**DO THIS**
The data below is to be returned in full and exactly.

**TASK INPUT**
— BEGIN —

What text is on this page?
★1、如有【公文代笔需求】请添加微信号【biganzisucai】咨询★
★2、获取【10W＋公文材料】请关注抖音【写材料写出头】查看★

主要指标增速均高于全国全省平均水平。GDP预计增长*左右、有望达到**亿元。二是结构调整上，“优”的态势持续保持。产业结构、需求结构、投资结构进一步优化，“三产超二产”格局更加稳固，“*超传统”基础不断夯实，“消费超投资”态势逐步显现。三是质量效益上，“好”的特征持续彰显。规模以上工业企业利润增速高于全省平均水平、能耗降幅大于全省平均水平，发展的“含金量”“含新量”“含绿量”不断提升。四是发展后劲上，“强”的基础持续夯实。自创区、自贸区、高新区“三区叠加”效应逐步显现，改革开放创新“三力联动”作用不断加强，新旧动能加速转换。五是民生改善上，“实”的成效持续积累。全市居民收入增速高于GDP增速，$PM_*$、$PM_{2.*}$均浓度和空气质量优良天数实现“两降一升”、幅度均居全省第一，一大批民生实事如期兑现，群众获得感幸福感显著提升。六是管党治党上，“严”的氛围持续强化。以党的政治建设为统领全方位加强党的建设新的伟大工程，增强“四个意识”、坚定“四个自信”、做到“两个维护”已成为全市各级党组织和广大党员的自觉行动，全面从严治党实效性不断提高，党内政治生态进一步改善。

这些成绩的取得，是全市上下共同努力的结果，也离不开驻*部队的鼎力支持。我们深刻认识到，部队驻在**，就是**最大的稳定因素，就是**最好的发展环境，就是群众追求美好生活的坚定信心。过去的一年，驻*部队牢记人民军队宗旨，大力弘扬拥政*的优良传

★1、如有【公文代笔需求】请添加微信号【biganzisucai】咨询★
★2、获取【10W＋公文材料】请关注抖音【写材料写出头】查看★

— END —

**ANSWER TO THE TASK**
What text is on this page?
★1、如有【公文代笔需求】请添加微信号【biganzisucai】咨询★
★2、获取【10W＋公文材料】请关注抖音【写材料写出头】查看★

主要指标增速均高于全国全省平均水平。GDP预计增长*左右、有望达到**亿元。二是结构调整上，“优”的态势持续保持。产业结构、需求结构、投资结构进一步优化，“三产超二产”格局更加稳固，“*超传统”基础不断夯实，“消费超投资”态势逐步显现。三是质量效益上，“好”的特征持续彰显。规模以上工业企业利润增速高于全省平均水平、能耗降幅大于全省平均水平，发展的“含金量”“含新量”“含绿量”不断提升。四是发展后劲上，“强”的基础持续夯实。自创区、自贸区、高新区“三区叠加”效应逐步显现，改革开放创新“三力联动”作用不断加强，新旧动能加速转换。五是民生改善上，“实”的成效持续积累。全市居民收入增速高于GDP增速，$PM_*$、$PM_{2.*}$均浓度和空气质量优良天数实现“两降一升”、幅度均居全省第一，一大批民生实事如期兑现，群众获得感幸福感显著提升。六是管党治党上，“严”的氛围持续强化。以党的政治建设为统领全方位加强党的建设新的伟大工程，增强“四个意识”、坚定“四个自信”、做到“两个维护”已成为全市各级党组织和广大党员的自觉行动，全面从严治党实效性不断提高，党内政治生态进一步改善。

这些成绩的取得，是全市上下共同努力的结果，也离不开驻*部队的鼎力支持。我们深刻认识到，部队驻在**，就是**最大的稳定因素，就是**最好的发展环境，就是群众追求美好生活的坚定信心。过去的一年，驻*部队牢记人民军队宗旨，大力弘扬拥政*的优良传

★1、如有【公文代笔需求】请添加微信号【biganzisucai】咨询★
★2、获取【10W＋公文材料】请关注抖音【写材料写出头】查看★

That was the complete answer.